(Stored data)
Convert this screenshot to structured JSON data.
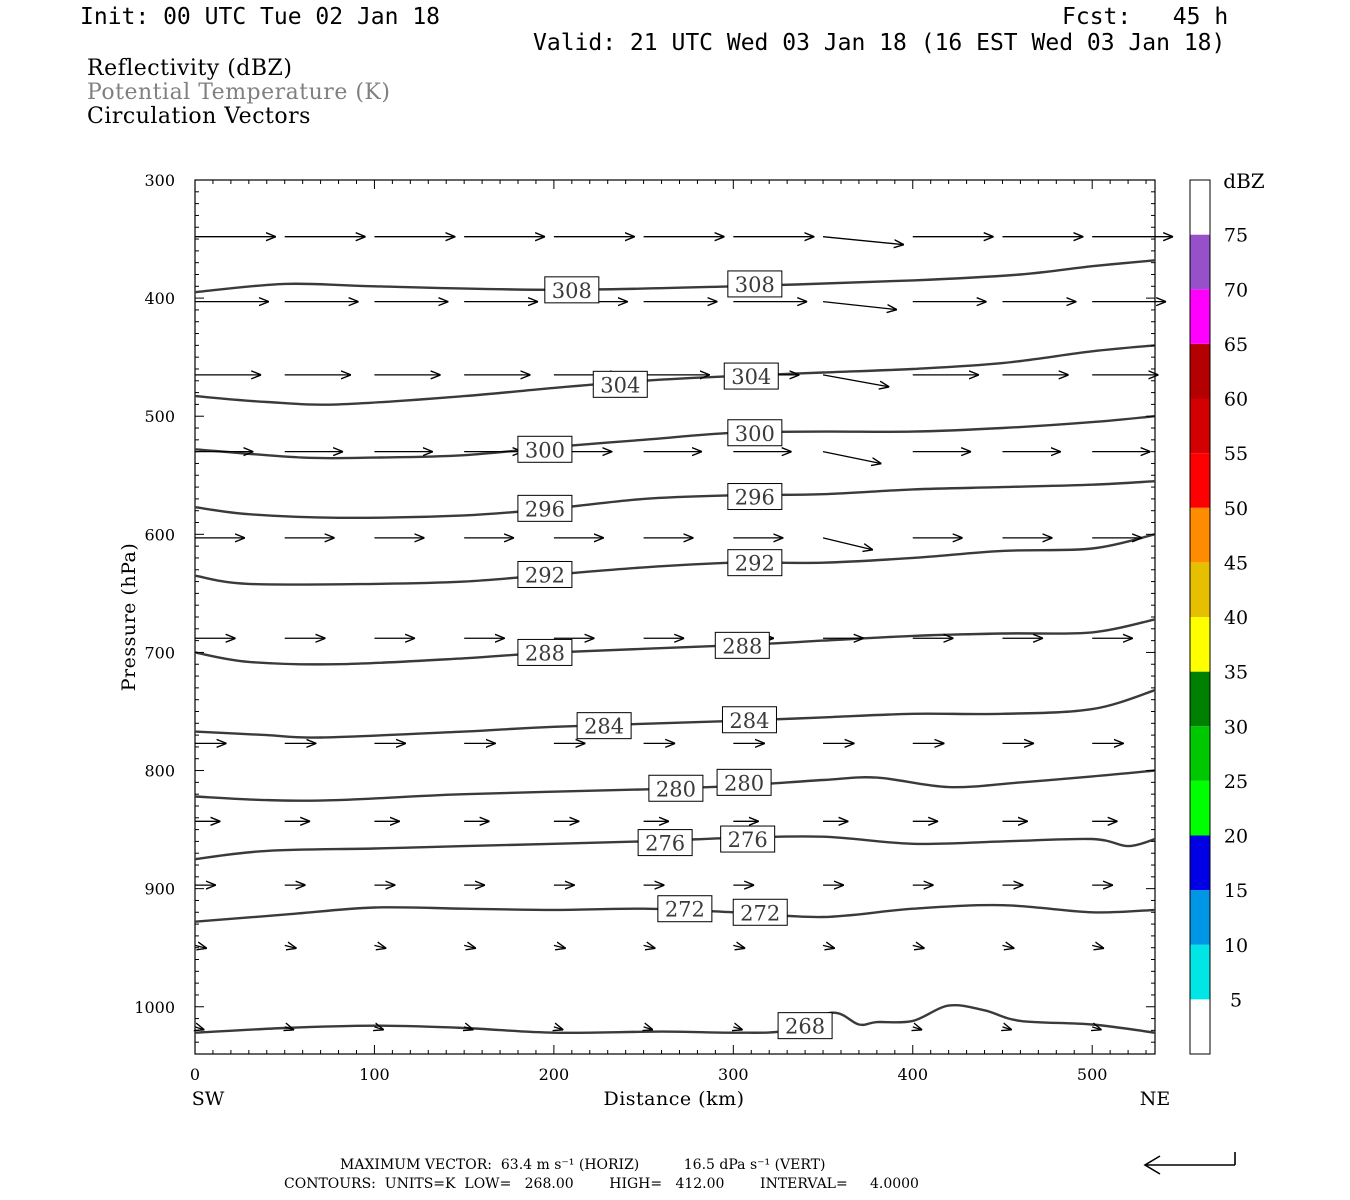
{
  "header": {
    "init": "Init: 00 UTC Tue 02 Jan 18",
    "fcst": "Fcst:   45 h",
    "valid": "Valid: 21 UTC Wed 03 Jan 18 (16 EST Wed 03 Jan 18)"
  },
  "legend": {
    "line1": "Reflectivity (dBZ)",
    "line2": "Potential Temperature (K)",
    "line3": "Circulation Vectors"
  },
  "colors": {
    "contour": "#3a3a3a",
    "legend_line2": "#808080",
    "label_box": "#ffffff"
  },
  "footer": {
    "max_vector": "MAXIMUM VECTOR:  63.4 m s⁻¹ (HORIZ)          16.5 dPa s⁻¹ (VERT)",
    "contours": "CONTOURS:  UNITS=K  LOW=   268.00        HIGH=   412.00        INTERVAL=     4.0000"
  },
  "chart_data": {
    "type": "cross-section",
    "xlabel": "Distance (km)",
    "ylabel": "Pressure (hPa)",
    "x_left_label": "SW",
    "x_right_label": "NE",
    "xlim": [
      0,
      535
    ],
    "ylim": [
      1040,
      300
    ],
    "xticks": [
      0,
      100,
      200,
      300,
      400,
      500
    ],
    "yticks": [
      300,
      400,
      500,
      600,
      700,
      800,
      900,
      1000
    ],
    "colorbar": {
      "title": "dBZ",
      "ticks": [
        5,
        10,
        15,
        20,
        25,
        30,
        35,
        40,
        45,
        50,
        55,
        60,
        65,
        70,
        75
      ],
      "colors": [
        "#ffffff",
        "#00e6e6",
        "#0096e6",
        "#0000e6",
        "#00ff00",
        "#00c800",
        "#008000",
        "#ffff00",
        "#e6c000",
        "#ff8c00",
        "#ff0000",
        "#d20000",
        "#b40000",
        "#ff00ff",
        "#9650c8",
        "#ffffff"
      ]
    },
    "isentropes": [
      {
        "theta": 308,
        "labels": [
          [
            210,
            393
          ],
          [
            312,
            388
          ]
        ],
        "points": [
          [
            0,
            395
          ],
          [
            50,
            388
          ],
          [
            100,
            390
          ],
          [
            200,
            393
          ],
          [
            300,
            390
          ],
          [
            400,
            385
          ],
          [
            460,
            380
          ],
          [
            500,
            373
          ],
          [
            535,
            368
          ]
        ]
      },
      {
        "theta": 304,
        "labels": [
          [
            237,
            473
          ],
          [
            310,
            466
          ]
        ],
        "points": [
          [
            0,
            483
          ],
          [
            40,
            488
          ],
          [
            80,
            490
          ],
          [
            150,
            483
          ],
          [
            200,
            476
          ],
          [
            250,
            470
          ],
          [
            300,
            466
          ],
          [
            350,
            463
          ],
          [
            400,
            460
          ],
          [
            450,
            455
          ],
          [
            500,
            445
          ],
          [
            535,
            440
          ]
        ]
      },
      {
        "theta": 300,
        "labels": [
          [
            195,
            528
          ],
          [
            312,
            514
          ]
        ],
        "points": [
          [
            0,
            528
          ],
          [
            60,
            535
          ],
          [
            100,
            535
          ],
          [
            150,
            533
          ],
          [
            200,
            526
          ],
          [
            250,
            520
          ],
          [
            300,
            514
          ],
          [
            350,
            513
          ],
          [
            400,
            513
          ],
          [
            450,
            510
          ],
          [
            500,
            505
          ],
          [
            535,
            500
          ]
        ]
      },
      {
        "theta": 296,
        "labels": [
          [
            195,
            578
          ],
          [
            312,
            568
          ]
        ],
        "points": [
          [
            0,
            577
          ],
          [
            30,
            583
          ],
          [
            80,
            586
          ],
          [
            150,
            584
          ],
          [
            200,
            578
          ],
          [
            250,
            570
          ],
          [
            300,
            567
          ],
          [
            350,
            566
          ],
          [
            400,
            562
          ],
          [
            450,
            560
          ],
          [
            500,
            558
          ],
          [
            535,
            555
          ]
        ]
      },
      {
        "theta": 292,
        "labels": [
          [
            195,
            634
          ],
          [
            312,
            624
          ]
        ],
        "points": [
          [
            0,
            635
          ],
          [
            30,
            642
          ],
          [
            100,
            642
          ],
          [
            150,
            640
          ],
          [
            200,
            634
          ],
          [
            250,
            628
          ],
          [
            300,
            624
          ],
          [
            350,
            624
          ],
          [
            400,
            620
          ],
          [
            450,
            614
          ],
          [
            500,
            612
          ],
          [
            535,
            600
          ]
        ]
      },
      {
        "theta": 288,
        "labels": [
          [
            195,
            700
          ],
          [
            305,
            694
          ]
        ],
        "points": [
          [
            0,
            700
          ],
          [
            30,
            708
          ],
          [
            80,
            710
          ],
          [
            150,
            705
          ],
          [
            200,
            700
          ],
          [
            300,
            694
          ],
          [
            350,
            690
          ],
          [
            400,
            686
          ],
          [
            450,
            684
          ],
          [
            500,
            683
          ],
          [
            535,
            672
          ]
        ]
      },
      {
        "theta": 284,
        "labels": [
          [
            228,
            762
          ],
          [
            309,
            757
          ]
        ],
        "points": [
          [
            0,
            767
          ],
          [
            40,
            770
          ],
          [
            70,
            772
          ],
          [
            150,
            767
          ],
          [
            200,
            763
          ],
          [
            300,
            758
          ],
          [
            350,
            755
          ],
          [
            400,
            752
          ],
          [
            450,
            752
          ],
          [
            500,
            748
          ],
          [
            535,
            732
          ]
        ]
      },
      {
        "theta": 280,
        "labels": [
          [
            268,
            815
          ],
          [
            306,
            810
          ]
        ],
        "points": [
          [
            0,
            822
          ],
          [
            40,
            825
          ],
          [
            80,
            825
          ],
          [
            150,
            820
          ],
          [
            250,
            816
          ],
          [
            300,
            813
          ],
          [
            350,
            808
          ],
          [
            380,
            806
          ],
          [
            420,
            814
          ],
          [
            460,
            810
          ],
          [
            500,
            805
          ],
          [
            535,
            800
          ]
        ]
      },
      {
        "theta": 276,
        "labels": [
          [
            262,
            861
          ],
          [
            308,
            858
          ]
        ],
        "points": [
          [
            0,
            875
          ],
          [
            40,
            868
          ],
          [
            100,
            866
          ],
          [
            150,
            864
          ],
          [
            250,
            860
          ],
          [
            300,
            857
          ],
          [
            350,
            856
          ],
          [
            400,
            862
          ],
          [
            450,
            860
          ],
          [
            500,
            858
          ],
          [
            520,
            864
          ],
          [
            535,
            858
          ]
        ]
      },
      {
        "theta": 272,
        "labels": [
          [
            273,
            917
          ],
          [
            315,
            920
          ]
        ],
        "points": [
          [
            0,
            928
          ],
          [
            50,
            922
          ],
          [
            100,
            916
          ],
          [
            150,
            917
          ],
          [
            200,
            918
          ],
          [
            250,
            917
          ],
          [
            300,
            920
          ],
          [
            350,
            924
          ],
          [
            400,
            917
          ],
          [
            450,
            914
          ],
          [
            500,
            920
          ],
          [
            535,
            918
          ]
        ]
      },
      {
        "theta": 268,
        "labels": [
          [
            340,
            1016
          ]
        ],
        "points": [
          [
            0,
            1022
          ],
          [
            50,
            1018
          ],
          [
            100,
            1016
          ],
          [
            150,
            1018
          ],
          [
            200,
            1022
          ],
          [
            260,
            1021
          ],
          [
            300,
            1022
          ],
          [
            330,
            1020
          ],
          [
            355,
            1005
          ],
          [
            370,
            1015
          ],
          [
            380,
            1013
          ],
          [
            400,
            1012
          ],
          [
            420,
            999
          ],
          [
            440,
            1003
          ],
          [
            460,
            1012
          ],
          [
            500,
            1015
          ],
          [
            535,
            1022
          ]
        ]
      }
    ],
    "vector_reference": {
      "dx": -50,
      "dp": 0
    }
  }
}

Exercise brief:
Exclude the pictures and transcribe all of the entries exactly.

Exercise answer:
Convert this screenshot to structured JSON data.
{
  "header": {
    "init": "Init: 00 UTC Tue 02 Jan 18",
    "fcst": "Fcst:   45 h",
    "valid": "Valid: 21 UTC Wed 03 Jan 18 (16 EST Wed 03 Jan 18)"
  },
  "legend": {
    "line1": "Reflectivity (dBZ)",
    "line2": "Potential Temperature (K)",
    "line3": "Circulation Vectors"
  },
  "colors": {
    "contour": "#3a3a3a",
    "legend_line2": "#808080",
    "label_box": "#ffffff"
  },
  "footer": {
    "max_vector": "MAXIMUM VECTOR:  63.4 m s⁻¹ (HORIZ)          16.5 dPa s⁻¹ (VERT)",
    "contours": "CONTOURS:  UNITS=K  LOW=   268.00        HIGH=   412.00        INTERVAL=     4.0000"
  },
  "chart_data": {
    "type": "cross-section",
    "xlabel": "Distance (km)",
    "ylabel": "Pressure (hPa)",
    "x_left_label": "SW",
    "x_right_label": "NE",
    "xlim": [
      0,
      535
    ],
    "ylim": [
      1040,
      300
    ],
    "xticks": [
      0,
      100,
      200,
      300,
      400,
      500
    ],
    "yticks": [
      300,
      400,
      500,
      600,
      700,
      800,
      900,
      1000
    ],
    "colorbar": {
      "title": "dBZ",
      "ticks": [
        5,
        10,
        15,
        20,
        25,
        30,
        35,
        40,
        45,
        50,
        55,
        60,
        65,
        70,
        75
      ],
      "colors": [
        "#ffffff",
        "#00e6e6",
        "#0096e6",
        "#0000e6",
        "#00ff00",
        "#00c800",
        "#008000",
        "#ffff00",
        "#e6c000",
        "#ff8c00",
        "#ff0000",
        "#d20000",
        "#b40000",
        "#ff00ff",
        "#9650c8",
        "#ffffff"
      ]
    },
    "isentropes": [
      {
        "theta": 308,
        "labels": [
          [
            210,
            393
          ],
          [
            312,
            388
          ]
        ],
        "points": [
          [
            0,
            395
          ],
          [
            50,
            388
          ],
          [
            100,
            390
          ],
          [
            200,
            393
          ],
          [
            300,
            390
          ],
          [
            400,
            385
          ],
          [
            460,
            380
          ],
          [
            500,
            373
          ],
          [
            535,
            368
          ]
        ]
      },
      {
        "theta": 304,
        "labels": [
          [
            237,
            473
          ],
          [
            310,
            466
          ]
        ],
        "points": [
          [
            0,
            483
          ],
          [
            40,
            488
          ],
          [
            80,
            490
          ],
          [
            150,
            483
          ],
          [
            200,
            476
          ],
          [
            250,
            470
          ],
          [
            300,
            466
          ],
          [
            350,
            463
          ],
          [
            400,
            460
          ],
          [
            450,
            455
          ],
          [
            500,
            445
          ],
          [
            535,
            440
          ]
        ]
      },
      {
        "theta": 300,
        "labels": [
          [
            195,
            528
          ],
          [
            312,
            514
          ]
        ],
        "points": [
          [
            0,
            528
          ],
          [
            60,
            535
          ],
          [
            100,
            535
          ],
          [
            150,
            533
          ],
          [
            200,
            526
          ],
          [
            250,
            520
          ],
          [
            300,
            514
          ],
          [
            350,
            513
          ],
          [
            400,
            513
          ],
          [
            450,
            510
          ],
          [
            500,
            505
          ],
          [
            535,
            500
          ]
        ]
      },
      {
        "theta": 296,
        "labels": [
          [
            195,
            578
          ],
          [
            312,
            568
          ]
        ],
        "points": [
          [
            0,
            577
          ],
          [
            30,
            583
          ],
          [
            80,
            586
          ],
          [
            150,
            584
          ],
          [
            200,
            578
          ],
          [
            250,
            570
          ],
          [
            300,
            567
          ],
          [
            350,
            566
          ],
          [
            400,
            562
          ],
          [
            450,
            560
          ],
          [
            500,
            558
          ],
          [
            535,
            555
          ]
        ]
      },
      {
        "theta": 292,
        "labels": [
          [
            195,
            634
          ],
          [
            312,
            624
          ]
        ],
        "points": [
          [
            0,
            635
          ],
          [
            30,
            642
          ],
          [
            100,
            642
          ],
          [
            150,
            640
          ],
          [
            200,
            634
          ],
          [
            250,
            628
          ],
          [
            300,
            624
          ],
          [
            350,
            624
          ],
          [
            400,
            620
          ],
          [
            450,
            614
          ],
          [
            500,
            612
          ],
          [
            535,
            600
          ]
        ]
      },
      {
        "theta": 288,
        "labels": [
          [
            195,
            700
          ],
          [
            305,
            694
          ]
        ],
        "points": [
          [
            0,
            700
          ],
          [
            30,
            708
          ],
          [
            80,
            710
          ],
          [
            150,
            705
          ],
          [
            200,
            700
          ],
          [
            300,
            694
          ],
          [
            350,
            690
          ],
          [
            400,
            686
          ],
          [
            450,
            684
          ],
          [
            500,
            683
          ],
          [
            535,
            672
          ]
        ]
      },
      {
        "theta": 284,
        "labels": [
          [
            228,
            762
          ],
          [
            309,
            757
          ]
        ],
        "points": [
          [
            0,
            767
          ],
          [
            40,
            770
          ],
          [
            70,
            772
          ],
          [
            150,
            767
          ],
          [
            200,
            763
          ],
          [
            300,
            758
          ],
          [
            350,
            755
          ],
          [
            400,
            752
          ],
          [
            450,
            752
          ],
          [
            500,
            748
          ],
          [
            535,
            732
          ]
        ]
      },
      {
        "theta": 280,
        "labels": [
          [
            268,
            815
          ],
          [
            306,
            810
          ]
        ],
        "points": [
          [
            0,
            822
          ],
          [
            40,
            825
          ],
          [
            80,
            825
          ],
          [
            150,
            820
          ],
          [
            250,
            816
          ],
          [
            300,
            813
          ],
          [
            350,
            808
          ],
          [
            380,
            806
          ],
          [
            420,
            814
          ],
          [
            460,
            810
          ],
          [
            500,
            805
          ],
          [
            535,
            800
          ]
        ]
      },
      {
        "theta": 276,
        "labels": [
          [
            262,
            861
          ],
          [
            308,
            858
          ]
        ],
        "points": [
          [
            0,
            875
          ],
          [
            40,
            868
          ],
          [
            100,
            866
          ],
          [
            150,
            864
          ],
          [
            250,
            860
          ],
          [
            300,
            857
          ],
          [
            350,
            856
          ],
          [
            400,
            862
          ],
          [
            450,
            860
          ],
          [
            500,
            858
          ],
          [
            520,
            864
          ],
          [
            535,
            858
          ]
        ]
      },
      {
        "theta": 272,
        "labels": [
          [
            273,
            917
          ],
          [
            315,
            920
          ]
        ],
        "points": [
          [
            0,
            928
          ],
          [
            50,
            922
          ],
          [
            100,
            916
          ],
          [
            150,
            917
          ],
          [
            200,
            918
          ],
          [
            250,
            917
          ],
          [
            300,
            920
          ],
          [
            350,
            924
          ],
          [
            400,
            917
          ],
          [
            450,
            914
          ],
          [
            500,
            920
          ],
          [
            535,
            918
          ]
        ]
      },
      {
        "theta": 268,
        "labels": [
          [
            340,
            1016
          ]
        ],
        "points": [
          [
            0,
            1022
          ],
          [
            50,
            1018
          ],
          [
            100,
            1016
          ],
          [
            150,
            1018
          ],
          [
            200,
            1022
          ],
          [
            260,
            1021
          ],
          [
            300,
            1022
          ],
          [
            330,
            1020
          ],
          [
            355,
            1005
          ],
          [
            370,
            1015
          ],
          [
            380,
            1013
          ],
          [
            400,
            1012
          ],
          [
            420,
            999
          ],
          [
            440,
            1003
          ],
          [
            460,
            1012
          ],
          [
            500,
            1015
          ],
          [
            535,
            1022
          ]
        ]
      }
    ],
    "vector_reference": {
      "dx": -50,
      "dp": 0
    }
  }
}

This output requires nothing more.